— START OF Supplied data —

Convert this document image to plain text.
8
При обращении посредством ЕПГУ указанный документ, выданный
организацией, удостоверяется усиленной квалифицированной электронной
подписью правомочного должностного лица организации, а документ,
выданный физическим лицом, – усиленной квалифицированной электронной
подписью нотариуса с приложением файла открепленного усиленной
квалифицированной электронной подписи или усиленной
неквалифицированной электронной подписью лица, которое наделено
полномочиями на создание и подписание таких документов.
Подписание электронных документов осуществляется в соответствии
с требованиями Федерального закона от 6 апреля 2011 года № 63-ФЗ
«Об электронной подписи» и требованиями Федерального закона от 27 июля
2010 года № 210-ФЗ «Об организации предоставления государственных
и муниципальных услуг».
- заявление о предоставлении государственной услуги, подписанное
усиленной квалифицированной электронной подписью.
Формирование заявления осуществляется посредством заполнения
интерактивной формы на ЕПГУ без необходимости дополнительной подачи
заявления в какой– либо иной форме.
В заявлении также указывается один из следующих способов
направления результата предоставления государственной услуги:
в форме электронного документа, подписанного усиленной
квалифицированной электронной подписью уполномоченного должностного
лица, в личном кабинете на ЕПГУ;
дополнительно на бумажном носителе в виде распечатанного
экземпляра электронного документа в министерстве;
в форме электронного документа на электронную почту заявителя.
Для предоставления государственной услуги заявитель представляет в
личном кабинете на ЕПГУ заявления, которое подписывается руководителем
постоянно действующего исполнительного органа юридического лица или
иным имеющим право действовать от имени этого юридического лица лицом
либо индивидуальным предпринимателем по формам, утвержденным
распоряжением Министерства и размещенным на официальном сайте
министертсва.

— END OF Supplied data —

Stated problem —
Quote each line of the data above exactly as written.

Task result —
Convert this document image to plain text.
8
При обращении посредством ЕПГУ указанный документ, выданный
организацией, удостоверяется усиленной квалифицированной электронной
подписью правомочного должностного лица организации, а документ,
выданный физическим лицом, – усиленной квалифицированной электронной
подписью нотариуса с приложением файла открепленного усиленной
квалифицированной электронной подписи или усиленной
неквалифицированной электронной подписью лица, которое наделено
полномочиями на создание и подписание таких документов.
Подписание электронных документов осуществляется в соответствии
с требованиями Федерального закона от 6 апреля 2011 года № 63-ФЗ
«Об электронной подписи» и требованиями Федерального закона от 27 июля
2010 года № 210-ФЗ «Об организации предоставления государственных
и муниципальных услуг».
- заявление о предоставлении государственной услуги, подписанное
усиленной квалифицированной электронной подписью.
Формирование заявления осуществляется посредством заполнения
интерактивной формы на ЕПГУ без необходимости дополнительной подачи
заявления в какой– либо иной форме.
В заявлении также указывается один из следующих способов
направления результата предоставления государственной услуги:
в форме электронного документа, подписанного усиленной
квалифицированной электронной подписью уполномоченного должностного
лица, в личном кабинете на ЕПГУ;
дополнительно на бумажном носителе в виде распечатанного
экземпляра электронного документа в министерстве;
в форме электронного документа на электронную почту заявителя.
Для предоставления государственной услуги заявитель представляет в
личном кабинете на ЕПГУ заявления, которое подписывается руководителем
постоянно действующего исполнительного органа юридического лица или
иным имеющим право действовать от имени этого юридического лица лицом
либо индивидуальным предпринимателем по формам, утвержденным
распоряжением Министерства и размещенным на официальном сайте
министертсва.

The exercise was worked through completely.